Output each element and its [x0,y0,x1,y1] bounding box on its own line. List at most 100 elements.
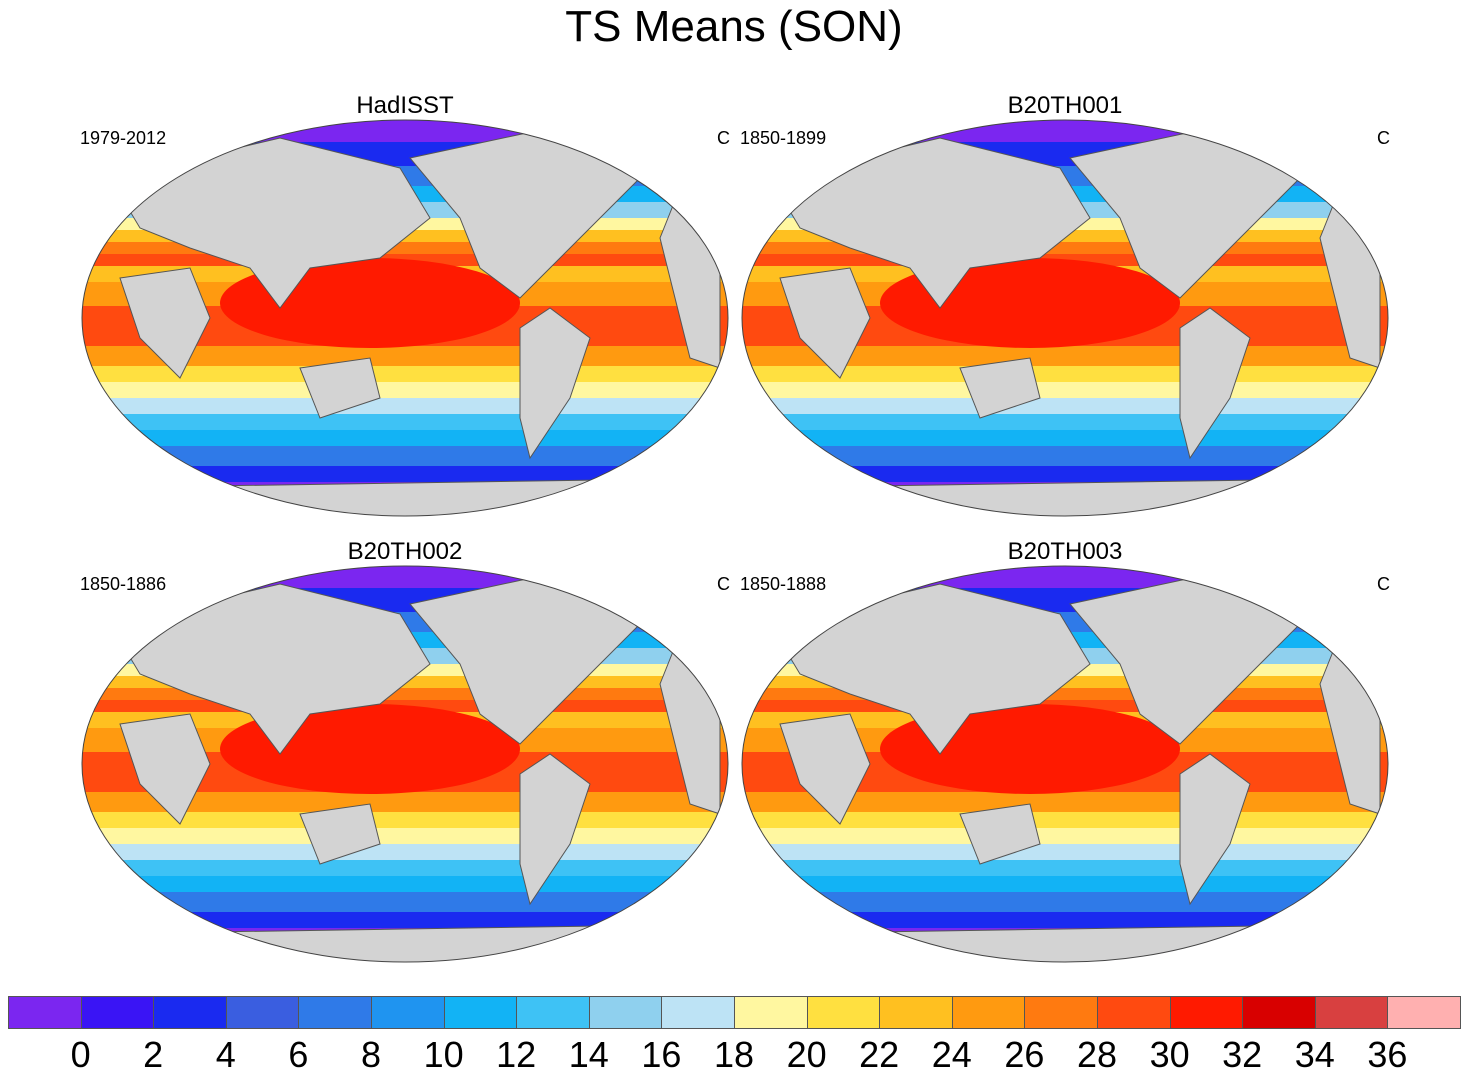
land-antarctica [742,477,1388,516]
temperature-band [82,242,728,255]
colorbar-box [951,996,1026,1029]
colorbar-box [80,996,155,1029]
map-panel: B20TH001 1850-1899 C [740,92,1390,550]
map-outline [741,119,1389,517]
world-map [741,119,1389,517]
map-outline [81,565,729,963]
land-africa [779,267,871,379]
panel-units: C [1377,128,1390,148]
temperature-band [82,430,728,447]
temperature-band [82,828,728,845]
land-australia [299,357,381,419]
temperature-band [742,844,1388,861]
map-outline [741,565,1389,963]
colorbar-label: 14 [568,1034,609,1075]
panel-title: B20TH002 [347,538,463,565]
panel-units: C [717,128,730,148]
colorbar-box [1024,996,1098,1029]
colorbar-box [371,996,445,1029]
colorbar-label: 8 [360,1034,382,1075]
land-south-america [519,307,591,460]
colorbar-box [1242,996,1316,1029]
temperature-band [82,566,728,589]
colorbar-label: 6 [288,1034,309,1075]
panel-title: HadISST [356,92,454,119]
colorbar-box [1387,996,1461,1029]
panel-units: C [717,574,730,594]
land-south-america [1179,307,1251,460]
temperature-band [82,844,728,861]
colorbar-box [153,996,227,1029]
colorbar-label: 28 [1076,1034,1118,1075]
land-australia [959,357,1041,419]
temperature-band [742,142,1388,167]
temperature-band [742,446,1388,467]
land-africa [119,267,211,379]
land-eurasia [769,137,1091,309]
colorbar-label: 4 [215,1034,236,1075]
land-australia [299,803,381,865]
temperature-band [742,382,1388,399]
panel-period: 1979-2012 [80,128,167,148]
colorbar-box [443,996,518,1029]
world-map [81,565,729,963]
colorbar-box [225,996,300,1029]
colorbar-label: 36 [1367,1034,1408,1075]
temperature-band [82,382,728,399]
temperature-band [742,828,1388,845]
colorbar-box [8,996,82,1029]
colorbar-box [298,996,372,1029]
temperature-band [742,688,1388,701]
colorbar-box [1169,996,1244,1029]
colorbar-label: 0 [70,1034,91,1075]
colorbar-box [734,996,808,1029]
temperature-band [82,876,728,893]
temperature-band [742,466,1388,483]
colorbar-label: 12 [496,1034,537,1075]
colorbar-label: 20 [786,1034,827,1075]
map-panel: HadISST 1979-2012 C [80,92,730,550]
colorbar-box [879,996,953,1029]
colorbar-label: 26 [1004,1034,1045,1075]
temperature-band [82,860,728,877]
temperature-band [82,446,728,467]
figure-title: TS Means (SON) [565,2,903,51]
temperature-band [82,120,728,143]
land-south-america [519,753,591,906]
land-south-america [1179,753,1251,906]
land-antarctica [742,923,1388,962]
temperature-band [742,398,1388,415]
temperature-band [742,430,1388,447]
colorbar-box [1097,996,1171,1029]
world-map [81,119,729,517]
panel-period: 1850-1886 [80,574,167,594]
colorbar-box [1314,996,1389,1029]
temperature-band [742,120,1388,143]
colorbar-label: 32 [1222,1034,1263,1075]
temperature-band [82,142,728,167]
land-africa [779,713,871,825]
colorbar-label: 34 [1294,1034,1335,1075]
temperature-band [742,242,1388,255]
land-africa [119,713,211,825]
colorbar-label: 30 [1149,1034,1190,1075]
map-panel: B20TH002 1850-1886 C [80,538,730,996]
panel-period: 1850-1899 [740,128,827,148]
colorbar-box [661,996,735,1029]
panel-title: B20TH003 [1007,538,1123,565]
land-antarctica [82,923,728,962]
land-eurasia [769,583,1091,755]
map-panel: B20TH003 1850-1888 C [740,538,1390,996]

### Exercise requirements
Echo back the stretch of the listing from the line containing "land-antarctica [742,477,1388,516]" through the line containing "colorbar-label: 8 [360,1034,382,1075]", both included, with each line copied exactly and nothing else added.

### Result of the exercise
land-antarctica [742,477,1388,516]
temperature-band [82,242,728,255]
colorbar-box [951,996,1026,1029]
colorbar-box [80,996,155,1029]
map-panel: B20TH001 1850-1899 C [740,92,1390,550]
map-outline [741,119,1389,517]
world-map [741,119,1389,517]
map-outline [81,565,729,963]
land-africa [779,267,871,379]
panel-units: C [1377,128,1390,148]
temperature-band [82,430,728,447]
temperature-band [82,828,728,845]
land-australia [299,357,381,419]
temperature-band [742,844,1388,861]
map-outline [741,565,1389,963]
colorbar-label: 14 [568,1034,609,1075]
panel-title: B20TH002 [347,538,463,565]
panel-units: C [717,128,730,148]
colorbar-box [1024,996,1098,1029]
colorbar-box [371,996,445,1029]
colorbar-label: 8 [360,1034,382,1075]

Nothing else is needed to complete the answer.